== The request ==
From the entries that follow, pick out all lines holding "COVID".

== Extracted records ==
○ ○ ○

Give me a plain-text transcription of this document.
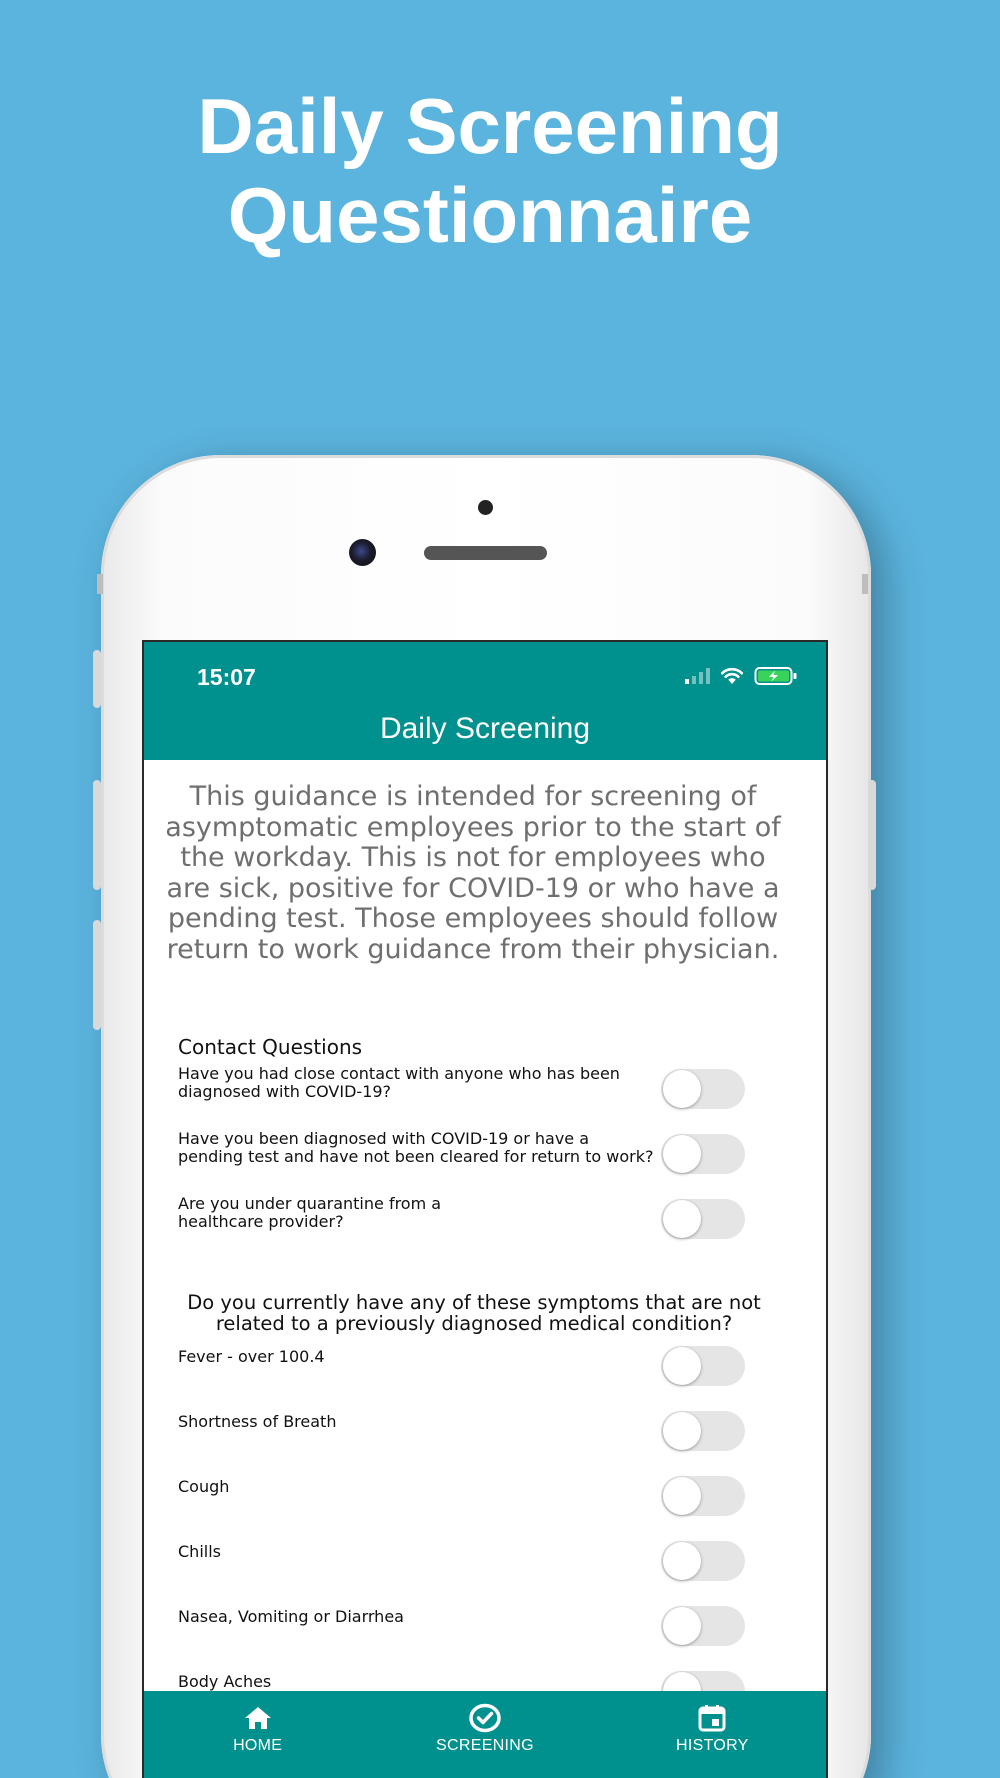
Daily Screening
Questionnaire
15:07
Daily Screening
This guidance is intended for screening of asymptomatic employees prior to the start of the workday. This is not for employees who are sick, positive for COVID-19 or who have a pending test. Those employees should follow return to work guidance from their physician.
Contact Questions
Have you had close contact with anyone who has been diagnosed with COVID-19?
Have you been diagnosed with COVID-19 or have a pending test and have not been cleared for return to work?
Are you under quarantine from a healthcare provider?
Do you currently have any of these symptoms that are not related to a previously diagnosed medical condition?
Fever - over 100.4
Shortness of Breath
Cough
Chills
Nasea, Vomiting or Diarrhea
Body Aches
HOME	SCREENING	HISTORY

○ ○ ○

== Solved problem ==
This guidance is intended for screening of asymptomatic employees prior to the start of the workday. This is not for employees who are sick, positive for COVID-19 or who have a pending test. Those employees should follow return to work guidance from their physician.
Have you had close contact with anyone who has been diagnosed with COVID-19?
Have you been diagnosed with COVID-19 or have a pending test and have not been cleared for return to work?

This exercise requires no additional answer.